> [Text block]
The Center for Medicare and Medicaid Services, the Department of Labor and the Department of Treasury issued joint guidance this week that will be helpful to employers that sponsor group health plans and insurers that provide health insurance coverage or provide third party administration services to group health plans.
Congress recently passed the Families First Coronavirus Relief Act and the Coronavirus Aid, Relief and Economic Security Act to help with various issues caused by the COVID-19 pandemic in the US. These two laws required group health plans to provide first dollar coverage for COVID-19 testing without cost sharing, prior authorizations and medical management requirements. As with any law, there were many questions that needed to be answered. This guidance answers some of the open questions.

> [Dataset entries]
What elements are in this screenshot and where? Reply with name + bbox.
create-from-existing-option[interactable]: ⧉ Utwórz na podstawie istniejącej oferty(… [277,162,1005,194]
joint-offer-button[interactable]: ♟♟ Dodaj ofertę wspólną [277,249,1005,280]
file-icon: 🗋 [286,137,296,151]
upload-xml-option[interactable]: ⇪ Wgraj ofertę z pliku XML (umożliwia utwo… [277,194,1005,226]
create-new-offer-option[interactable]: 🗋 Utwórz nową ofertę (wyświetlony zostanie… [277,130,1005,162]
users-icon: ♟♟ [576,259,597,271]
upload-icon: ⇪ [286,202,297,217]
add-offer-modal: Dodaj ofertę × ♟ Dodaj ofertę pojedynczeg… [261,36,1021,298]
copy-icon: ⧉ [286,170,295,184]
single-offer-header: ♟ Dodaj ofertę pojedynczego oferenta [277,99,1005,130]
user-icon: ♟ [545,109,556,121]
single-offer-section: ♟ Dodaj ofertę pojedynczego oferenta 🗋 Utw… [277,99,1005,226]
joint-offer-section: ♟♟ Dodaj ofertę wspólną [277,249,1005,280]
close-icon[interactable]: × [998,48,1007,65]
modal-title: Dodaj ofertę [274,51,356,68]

> [Work task A] Based on the COVID-19 guidance text, answer yes or no to each statement and quote the words that decide it: (i) The joint guidance came from three agencies, one of them the Department of Labor. (ii) The two laws let group health plans require prior authorization for COVID-19 testing. (iii) The guidance settles every open question about the two laws.
> [Work task B]
Answer these questions from the COVID-19 guidance text:
(i) When was the joint guidance issued?
(ii) Which two laws did Congress recently pass?
(iii) What kind of coverage for COVID-19 testing did those laws require group health plans to provide?

> [Response A]
(i) Yes: "The Center for Medicare and Medicaid Services, the Department of Labor and the Department of Treasury issued joint guidance this week"
(ii) No: "provide first dollar coverage for COVID-19 testing without cost sharing, prior authorizations and medical management requirements"
(iii) No: "This guidance answers some of the open questions."

> [Response B]
(i) This week.
(ii) The Families First Coronavirus Relief Act and the Coronavirus Aid, Relief and Economic Security Act.
(iii) First dollar coverage.